Return the full material exactly.

(Figure collection entries)
════════════════

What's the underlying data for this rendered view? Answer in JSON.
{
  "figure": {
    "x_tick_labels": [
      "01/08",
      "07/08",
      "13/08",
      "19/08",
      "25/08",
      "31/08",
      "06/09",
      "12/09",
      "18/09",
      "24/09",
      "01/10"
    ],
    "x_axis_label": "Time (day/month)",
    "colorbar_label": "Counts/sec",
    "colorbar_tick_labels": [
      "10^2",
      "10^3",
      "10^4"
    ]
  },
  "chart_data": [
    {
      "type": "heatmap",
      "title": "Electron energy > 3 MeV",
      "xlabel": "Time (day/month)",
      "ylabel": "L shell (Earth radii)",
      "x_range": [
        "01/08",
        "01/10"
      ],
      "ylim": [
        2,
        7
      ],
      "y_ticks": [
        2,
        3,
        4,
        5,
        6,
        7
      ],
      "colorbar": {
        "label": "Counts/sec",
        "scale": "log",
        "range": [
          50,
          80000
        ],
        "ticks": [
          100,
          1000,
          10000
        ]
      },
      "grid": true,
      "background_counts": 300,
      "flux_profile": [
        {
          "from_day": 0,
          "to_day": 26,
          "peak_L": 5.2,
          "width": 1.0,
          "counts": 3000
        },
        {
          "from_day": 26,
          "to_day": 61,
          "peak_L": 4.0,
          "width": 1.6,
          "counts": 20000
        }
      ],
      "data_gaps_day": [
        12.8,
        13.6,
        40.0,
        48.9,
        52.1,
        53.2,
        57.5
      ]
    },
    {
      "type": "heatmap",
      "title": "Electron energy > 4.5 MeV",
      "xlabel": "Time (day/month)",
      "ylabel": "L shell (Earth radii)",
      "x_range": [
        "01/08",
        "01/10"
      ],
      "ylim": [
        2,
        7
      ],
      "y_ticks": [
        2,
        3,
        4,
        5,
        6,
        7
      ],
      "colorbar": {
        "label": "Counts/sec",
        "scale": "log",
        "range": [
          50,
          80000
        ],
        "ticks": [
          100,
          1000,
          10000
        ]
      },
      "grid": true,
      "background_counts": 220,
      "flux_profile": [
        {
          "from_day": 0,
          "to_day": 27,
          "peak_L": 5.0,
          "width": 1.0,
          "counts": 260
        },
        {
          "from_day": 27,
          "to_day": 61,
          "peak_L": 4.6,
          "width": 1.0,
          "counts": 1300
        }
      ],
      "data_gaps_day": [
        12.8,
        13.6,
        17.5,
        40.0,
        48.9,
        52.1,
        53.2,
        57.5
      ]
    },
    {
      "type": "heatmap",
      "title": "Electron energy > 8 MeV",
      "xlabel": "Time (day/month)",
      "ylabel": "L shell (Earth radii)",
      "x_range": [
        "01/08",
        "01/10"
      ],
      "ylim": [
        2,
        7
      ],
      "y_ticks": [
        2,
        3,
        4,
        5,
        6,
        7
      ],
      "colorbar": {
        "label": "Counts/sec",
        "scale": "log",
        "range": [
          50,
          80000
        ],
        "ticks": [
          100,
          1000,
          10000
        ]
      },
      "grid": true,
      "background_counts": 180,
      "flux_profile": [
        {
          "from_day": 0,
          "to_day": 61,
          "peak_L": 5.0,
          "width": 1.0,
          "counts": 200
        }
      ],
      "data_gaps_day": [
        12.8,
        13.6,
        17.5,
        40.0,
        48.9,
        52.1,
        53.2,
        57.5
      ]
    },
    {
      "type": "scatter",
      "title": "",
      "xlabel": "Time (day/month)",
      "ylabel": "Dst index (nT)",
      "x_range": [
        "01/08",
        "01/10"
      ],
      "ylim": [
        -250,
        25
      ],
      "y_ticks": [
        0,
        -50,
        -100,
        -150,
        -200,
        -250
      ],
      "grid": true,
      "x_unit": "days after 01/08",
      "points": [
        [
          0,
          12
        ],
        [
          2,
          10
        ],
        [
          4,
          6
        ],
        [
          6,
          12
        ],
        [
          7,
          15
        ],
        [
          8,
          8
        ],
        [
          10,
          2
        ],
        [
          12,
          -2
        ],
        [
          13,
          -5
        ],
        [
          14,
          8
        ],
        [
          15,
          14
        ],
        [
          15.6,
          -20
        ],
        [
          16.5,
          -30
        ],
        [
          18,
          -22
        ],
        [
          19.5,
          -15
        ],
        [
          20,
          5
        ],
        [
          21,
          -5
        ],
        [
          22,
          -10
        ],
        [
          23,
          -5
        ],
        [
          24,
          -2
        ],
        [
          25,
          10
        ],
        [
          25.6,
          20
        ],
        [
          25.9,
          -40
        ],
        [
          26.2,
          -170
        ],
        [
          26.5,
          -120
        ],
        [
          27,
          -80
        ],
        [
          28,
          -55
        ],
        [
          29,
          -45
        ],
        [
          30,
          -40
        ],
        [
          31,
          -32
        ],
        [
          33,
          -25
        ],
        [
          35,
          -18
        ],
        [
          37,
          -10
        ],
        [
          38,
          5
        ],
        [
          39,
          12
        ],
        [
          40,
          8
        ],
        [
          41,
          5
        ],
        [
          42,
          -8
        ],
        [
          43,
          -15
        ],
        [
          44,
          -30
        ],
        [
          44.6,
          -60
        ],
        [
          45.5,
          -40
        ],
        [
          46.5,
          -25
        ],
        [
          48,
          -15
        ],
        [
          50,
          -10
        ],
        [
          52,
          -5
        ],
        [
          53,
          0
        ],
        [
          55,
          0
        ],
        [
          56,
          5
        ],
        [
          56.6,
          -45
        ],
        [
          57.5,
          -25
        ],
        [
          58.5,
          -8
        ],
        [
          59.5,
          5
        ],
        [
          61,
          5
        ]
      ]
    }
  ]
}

════════════════

- Finished exercise:
What's the underlying data for this rendered view? Answer in JSON.
{
  "figure": {
    "x_tick_labels": [
      "01/08",
      "07/08",
      "13/08",
      "19/08",
      "25/08",
      "31/08",
      "06/09",
      "12/09",
      "18/09",
      "24/09",
      "01/10"
    ],
    "x_axis_label": "Time (day/month)",
    "colorbar_label": "Counts/sec",
    "colorbar_tick_labels": [
      "10^2",
      "10^3",
      "10^4"
    ]
  },
  "chart_data": [
    {
      "type": "heatmap",
      "title": "Electron energy > 3 MeV",
      "xlabel": "Time (day/month)",
      "ylabel": "L shell (Earth radii)",
      "x_range": [
        "01/08",
        "01/10"
      ],
      "ylim": [
        2,
        7
      ],
      "y_ticks": [
        2,
        3,
        4,
        5,
        6,
        7
      ],
      "colorbar": {
        "label": "Counts/sec",
        "scale": "log",
        "range": [
          50,
          80000
        ],
        "ticks": [
          100,
          1000,
          10000
        ]
      },
      "grid": true,
      "background_counts": 300,
      "flux_profile": [
        {
          "from_day": 0,
          "to_day": 26,
          "peak_L": 5.2,
          "width": 1.0,
          "counts": 3000
        },
        {
          "from_day": 26,
          "to_day": 61,
          "peak_L": 4.0,
          "width": 1.6,
          "counts": 20000
        }
      ],
      "data_gaps_day": [
        12.8,
        13.6,
        40.0,
        48.9,
        52.1,
        53.2,
        57.5
      ]
    },
    {
      "type": "heatmap",
      "title": "Electron energy > 4.5 MeV",
      "xlabel": "Time (day/month)",
      "ylabel": "L shell (Earth radii)",
      "x_range": [
        "01/08",
        "01/10"
      ],
      "ylim": [
        2,
        7
      ],
      "y_ticks": [
        2,
        3,
        4,
        5,
        6,
        7
      ],
      "colorbar": {
        "label": "Counts/sec",
        "scale": "log",
        "range": [
          50,
          80000
        ],
        "ticks": [
          100,
          1000,
          10000
        ]
      },
      "grid": true,
      "background_counts": 220,
      "flux_profile": [
        {
          "from_day": 0,
          "to_day": 27,
          "peak_L": 5.0,
          "width": 1.0,
          "counts": 260
        },
        {
          "from_day": 27,
          "to_day": 61,
          "peak_L": 4.6,
          "width": 1.0,
          "counts": 1300
        }
      ],
      "data_gaps_day": [
        12.8,
        13.6,
        17.5,
        40.0,
        48.9,
        52.1,
        53.2,
        57.5
      ]
    },
    {
      "type": "heatmap",
      "title": "Electron energy > 8 MeV",
      "xlabel": "Time (day/month)",
      "ylabel": "L shell (Earth radii)",
      "x_range": [
        "01/08",
        "01/10"
      ],
      "ylim": [
        2,
        7
      ],
      "y_ticks": [
        2,
        3,
        4,
        5,
        6,
        7
      ],
      "colorbar": {
        "label": "Counts/sec",
        "scale": "log",
        "range": [
          50,
          80000
        ],
        "ticks": [
          100,
          1000,
          10000
        ]
      },
      "grid": true,
      "background_counts": 180,
      "flux_profile": [
        {
          "from_day": 0,
          "to_day": 61,
          "peak_L": 5.0,
          "width": 1.0,
          "counts": 200
        }
      ],
      "data_gaps_day": [
        12.8,
        13.6,
        17.5,
        40.0,
        48.9,
        52.1,
        53.2,
        57.5
      ]
    },
    {
      "type": "scatter",
      "title": "",
      "xlabel": "Time (day/month)",
      "ylabel": "Dst index (nT)",
      "x_range": [
        "01/08",
        "01/10"
      ],
      "ylim": [
        -250,
        25
      ],
      "y_ticks": [
        0,
        -50,
        -100,
        -150,
        -200,
        -250
      ],
      "grid": true,
      "x_unit": "days after 01/08",
      "points": [
        [
          0,
          12
        ],
        [
          2,
          10
        ],
        [
          4,
          6
        ],
        [
          6,
          12
        ],
        [
          7,
          15
        ],
        [
          8,
          8
        ],
        [
          10,
          2
        ],
        [
          12,
          -2
        ],
        [
          13,
          -5
        ],
        [
          14,
          8
        ],
        [
          15,
          14
        ],
        [
          15.6,
          -20
        ],
        [
          16.5,
          -30
        ],
        [
          18,
          -22
        ],
        [
          19.5,
          -15
        ],
        [
          20,
          5
        ],
        [
          21,
          -5
        ],
        [
          22,
          -10
        ],
        [
          23,
          -5
        ],
        [
          24,
          -2
        ],
        [
          25,
          10
        ],
        [
          25.6,
          20
        ],
        [
          25.9,
          -40
        ],
        [
          26.2,
          -170
        ],
        [
          26.5,
          -120
        ],
        [
          27,
          -80
        ],
        [
          28,
          -55
        ],
        [
          29,
          -45
        ],
        [
          30,
          -40
        ],
        [
          31,
          -32
        ],
        [
          33,
          -25
        ],
        [
          35,
          -18
        ],
        [
          37,
          -10
        ],
        [
          38,
          5
        ],
        [
          39,
          12
        ],
        [
          40,
          8
        ],
        [
          41,
          5
        ],
        [
          42,
          -8
        ],
        [
          43,
          -15
        ],
        [
          44,
          -30
        ],
        [
          44.6,
          -60
        ],
        [
          45.5,
          -40
        ],
        [
          46.5,
          -25
        ],
        [
          48,
          -15
        ],
        [
          50,
          -10
        ],
        [
          52,
          -5
        ],
        [
          53,
          0
        ],
        [
          55,
          0
        ],
        [
          56,
          5
        ],
        [
          56.6,
          -45
        ],
        [
          57.5,
          -25
        ],
        [
          58.5,
          -8
        ],
        [
          59.5,
          5
        ],
        [
          61,
          5
        ]
      ]
    }
  ]
}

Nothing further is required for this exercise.